**Problem:**
Set down the passage of the commissioner's declaration below word for word, from "All Sports Commissioner of the Known Universe: MLB Declaration" up to and including "in my name.".

**Excerpted text:**
···

All Sports Commissioner of the Known Universe: MLB Declaration

For immediate release

It is with great hesitation and reverence that I accept this position. I understand that all athletes, owners, coaches, and fans of every sport are placing a tremendous amount of trust in my judgment by making me the first All Sports Commissioner of the Known Universe. I will do my best to honor the office and justify the exorbitant compensation package that has already been transferred to numerous Swiss bank accounts in my name.

MLB_LogoWith this unprecedented unilateral authority over all athletic competition, rules, leagues, and associations on this planet and any others on which humans may eventually settle and compete, I will institute changes to make sports more enjoyable at all levels. However, in order to foster more interest in all athletic endeavors, my first actions will be to make professional sporting events more enjoyable for fans both at the actual event and watching on television. With this primary goal in mind, I have compiled a list of changes for the major professional leagues that will be addressed one at a time.

···

[Document layout analysis data]
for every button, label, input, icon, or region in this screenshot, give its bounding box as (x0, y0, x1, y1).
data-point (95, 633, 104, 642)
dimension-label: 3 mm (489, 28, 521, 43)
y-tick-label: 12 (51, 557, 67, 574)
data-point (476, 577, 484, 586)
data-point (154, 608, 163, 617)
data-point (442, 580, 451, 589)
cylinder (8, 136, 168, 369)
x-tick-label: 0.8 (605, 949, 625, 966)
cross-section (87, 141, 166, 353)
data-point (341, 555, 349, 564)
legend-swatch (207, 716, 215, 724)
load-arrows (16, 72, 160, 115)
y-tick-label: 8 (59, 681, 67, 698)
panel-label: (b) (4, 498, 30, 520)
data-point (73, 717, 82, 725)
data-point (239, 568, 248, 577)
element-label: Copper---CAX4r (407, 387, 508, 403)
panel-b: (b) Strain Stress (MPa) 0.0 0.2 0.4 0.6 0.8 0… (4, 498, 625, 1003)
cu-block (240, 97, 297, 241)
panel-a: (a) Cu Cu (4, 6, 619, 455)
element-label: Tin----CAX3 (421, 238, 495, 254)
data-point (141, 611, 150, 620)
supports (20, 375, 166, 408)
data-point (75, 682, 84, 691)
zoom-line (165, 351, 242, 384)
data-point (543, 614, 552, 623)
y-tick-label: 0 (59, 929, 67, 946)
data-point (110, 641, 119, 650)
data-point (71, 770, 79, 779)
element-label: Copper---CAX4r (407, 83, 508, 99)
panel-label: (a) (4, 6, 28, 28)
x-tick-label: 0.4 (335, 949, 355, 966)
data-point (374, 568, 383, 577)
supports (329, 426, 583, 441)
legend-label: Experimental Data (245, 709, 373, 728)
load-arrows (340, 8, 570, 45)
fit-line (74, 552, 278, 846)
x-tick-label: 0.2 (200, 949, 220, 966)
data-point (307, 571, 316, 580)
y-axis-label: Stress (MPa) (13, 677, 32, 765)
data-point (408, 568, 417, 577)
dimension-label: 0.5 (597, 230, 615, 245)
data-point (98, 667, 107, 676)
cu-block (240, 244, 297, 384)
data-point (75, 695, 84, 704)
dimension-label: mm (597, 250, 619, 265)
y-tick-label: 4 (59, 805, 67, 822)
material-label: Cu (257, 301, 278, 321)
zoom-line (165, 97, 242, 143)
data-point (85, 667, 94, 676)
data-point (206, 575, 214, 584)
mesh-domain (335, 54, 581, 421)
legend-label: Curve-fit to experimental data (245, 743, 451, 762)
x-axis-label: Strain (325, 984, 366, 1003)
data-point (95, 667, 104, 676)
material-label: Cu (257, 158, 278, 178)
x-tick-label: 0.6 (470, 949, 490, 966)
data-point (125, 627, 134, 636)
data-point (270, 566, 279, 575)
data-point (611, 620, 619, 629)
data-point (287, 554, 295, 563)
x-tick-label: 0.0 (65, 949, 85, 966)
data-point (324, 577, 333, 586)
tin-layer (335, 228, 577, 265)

···

**Exercise output:**
All Sports Commissioner of the Known Universe: MLB Declaration

For immediate release

It is with great hesitation and reverence that I accept this position. I understand that all athletes, owners, coaches, and fans of every sport are placing a tremendous amount of trust in my judgment by making me the first All Sports Commissioner of the Known Universe. I will do my best to honor the office and justify the exorbitant compensation package that has already been transferred to numerous Swiss bank accounts in my name.